# Work to do:
Lines that include the word "name" are the ones to copy.

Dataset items
■ ■ ■ ■ ■ ■ ■
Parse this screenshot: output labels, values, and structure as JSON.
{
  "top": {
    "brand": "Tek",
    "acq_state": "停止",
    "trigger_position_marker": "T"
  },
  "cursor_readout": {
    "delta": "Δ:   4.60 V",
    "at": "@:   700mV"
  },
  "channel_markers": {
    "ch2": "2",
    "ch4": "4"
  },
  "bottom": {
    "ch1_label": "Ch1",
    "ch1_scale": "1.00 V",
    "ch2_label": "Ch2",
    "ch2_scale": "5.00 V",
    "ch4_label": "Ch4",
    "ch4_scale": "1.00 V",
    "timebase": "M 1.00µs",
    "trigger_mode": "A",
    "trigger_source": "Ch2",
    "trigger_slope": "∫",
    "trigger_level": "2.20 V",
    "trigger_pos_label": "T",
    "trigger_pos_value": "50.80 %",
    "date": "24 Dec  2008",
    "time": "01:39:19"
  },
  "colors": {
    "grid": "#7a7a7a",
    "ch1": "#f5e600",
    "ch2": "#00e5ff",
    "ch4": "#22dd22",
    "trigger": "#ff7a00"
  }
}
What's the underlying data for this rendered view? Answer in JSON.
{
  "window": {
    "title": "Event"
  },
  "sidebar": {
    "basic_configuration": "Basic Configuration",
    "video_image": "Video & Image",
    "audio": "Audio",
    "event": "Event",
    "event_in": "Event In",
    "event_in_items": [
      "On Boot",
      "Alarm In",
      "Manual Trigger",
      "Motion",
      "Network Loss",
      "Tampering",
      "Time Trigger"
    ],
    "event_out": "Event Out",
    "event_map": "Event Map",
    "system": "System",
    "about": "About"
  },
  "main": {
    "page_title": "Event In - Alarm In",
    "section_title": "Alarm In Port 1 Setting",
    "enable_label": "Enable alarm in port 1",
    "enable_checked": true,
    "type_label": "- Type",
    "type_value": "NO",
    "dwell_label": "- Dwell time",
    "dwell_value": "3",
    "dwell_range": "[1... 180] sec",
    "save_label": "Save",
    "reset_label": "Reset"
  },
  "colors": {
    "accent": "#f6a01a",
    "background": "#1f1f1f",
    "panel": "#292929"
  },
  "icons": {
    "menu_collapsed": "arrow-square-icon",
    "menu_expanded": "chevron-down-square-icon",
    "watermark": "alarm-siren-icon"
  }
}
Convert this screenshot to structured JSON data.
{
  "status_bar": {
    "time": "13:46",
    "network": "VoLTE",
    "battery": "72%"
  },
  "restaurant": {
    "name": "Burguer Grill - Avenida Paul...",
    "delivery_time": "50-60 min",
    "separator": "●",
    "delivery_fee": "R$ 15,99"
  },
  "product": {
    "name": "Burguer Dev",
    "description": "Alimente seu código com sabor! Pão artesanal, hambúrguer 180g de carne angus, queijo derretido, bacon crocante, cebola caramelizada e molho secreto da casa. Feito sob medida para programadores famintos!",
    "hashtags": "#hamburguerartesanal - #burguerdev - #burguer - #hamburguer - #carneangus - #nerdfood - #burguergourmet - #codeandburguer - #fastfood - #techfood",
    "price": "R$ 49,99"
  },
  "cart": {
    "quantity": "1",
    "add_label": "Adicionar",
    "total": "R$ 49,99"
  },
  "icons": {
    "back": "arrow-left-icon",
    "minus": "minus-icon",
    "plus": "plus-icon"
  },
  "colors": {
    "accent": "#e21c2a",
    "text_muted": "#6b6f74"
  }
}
■ ■ ■ ■ ■ ■ ■
# Exercise response:
    "name": "Burguer Grill - Avenida Paul...",
    "name": "Burguer Dev",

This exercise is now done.